### [WHAT TO DO]
Copy out each line of the material below that holds the string "form".

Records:
⟨
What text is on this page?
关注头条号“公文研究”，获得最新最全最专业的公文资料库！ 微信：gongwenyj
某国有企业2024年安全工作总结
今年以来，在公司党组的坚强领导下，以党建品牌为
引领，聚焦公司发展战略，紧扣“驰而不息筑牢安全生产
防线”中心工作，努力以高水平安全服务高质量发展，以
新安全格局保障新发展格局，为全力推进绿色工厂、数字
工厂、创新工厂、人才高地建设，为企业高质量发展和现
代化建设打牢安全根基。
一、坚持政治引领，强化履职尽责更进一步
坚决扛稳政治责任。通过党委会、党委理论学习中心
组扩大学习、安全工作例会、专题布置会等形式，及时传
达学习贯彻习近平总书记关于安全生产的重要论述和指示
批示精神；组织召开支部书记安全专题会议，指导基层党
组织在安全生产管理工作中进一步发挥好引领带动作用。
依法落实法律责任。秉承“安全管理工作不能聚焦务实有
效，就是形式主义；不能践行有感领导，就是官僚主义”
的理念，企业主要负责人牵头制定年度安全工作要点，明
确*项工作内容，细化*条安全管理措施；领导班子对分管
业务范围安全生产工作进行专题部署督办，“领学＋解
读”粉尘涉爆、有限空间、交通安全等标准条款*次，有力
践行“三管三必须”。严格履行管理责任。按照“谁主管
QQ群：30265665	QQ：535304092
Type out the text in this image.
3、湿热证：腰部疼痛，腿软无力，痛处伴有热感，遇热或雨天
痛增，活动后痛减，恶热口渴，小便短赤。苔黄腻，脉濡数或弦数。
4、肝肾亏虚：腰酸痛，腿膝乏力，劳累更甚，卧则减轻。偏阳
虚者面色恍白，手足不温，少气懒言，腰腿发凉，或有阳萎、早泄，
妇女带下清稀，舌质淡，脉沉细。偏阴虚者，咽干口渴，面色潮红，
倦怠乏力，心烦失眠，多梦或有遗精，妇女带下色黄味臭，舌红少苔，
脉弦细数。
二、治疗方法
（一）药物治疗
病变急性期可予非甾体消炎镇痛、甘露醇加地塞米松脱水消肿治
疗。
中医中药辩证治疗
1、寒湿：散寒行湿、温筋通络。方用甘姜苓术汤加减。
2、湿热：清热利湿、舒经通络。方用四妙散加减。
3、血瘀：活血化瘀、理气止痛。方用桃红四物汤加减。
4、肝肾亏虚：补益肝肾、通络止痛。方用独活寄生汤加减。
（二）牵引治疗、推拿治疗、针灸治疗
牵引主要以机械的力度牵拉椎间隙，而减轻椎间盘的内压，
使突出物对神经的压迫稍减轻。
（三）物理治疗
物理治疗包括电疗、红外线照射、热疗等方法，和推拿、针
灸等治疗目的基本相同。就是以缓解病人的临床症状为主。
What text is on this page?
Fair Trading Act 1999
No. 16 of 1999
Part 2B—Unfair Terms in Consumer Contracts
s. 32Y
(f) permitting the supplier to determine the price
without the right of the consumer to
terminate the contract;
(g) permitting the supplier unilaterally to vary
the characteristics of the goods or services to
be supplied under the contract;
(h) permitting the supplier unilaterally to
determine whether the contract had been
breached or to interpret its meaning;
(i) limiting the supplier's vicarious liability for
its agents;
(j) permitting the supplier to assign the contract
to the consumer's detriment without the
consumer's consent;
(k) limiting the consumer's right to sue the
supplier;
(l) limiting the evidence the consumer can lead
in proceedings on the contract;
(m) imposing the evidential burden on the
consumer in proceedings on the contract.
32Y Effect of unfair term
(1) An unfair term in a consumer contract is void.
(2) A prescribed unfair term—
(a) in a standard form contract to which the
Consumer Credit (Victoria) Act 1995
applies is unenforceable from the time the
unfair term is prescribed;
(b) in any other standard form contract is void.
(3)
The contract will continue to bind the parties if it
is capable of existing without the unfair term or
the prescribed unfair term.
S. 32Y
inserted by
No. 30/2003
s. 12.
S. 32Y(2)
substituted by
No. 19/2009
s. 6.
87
⟩
### [EXERCISE OUTPUT]
(a) in a standard form contract to which the
(b) in any other standard form contract is void.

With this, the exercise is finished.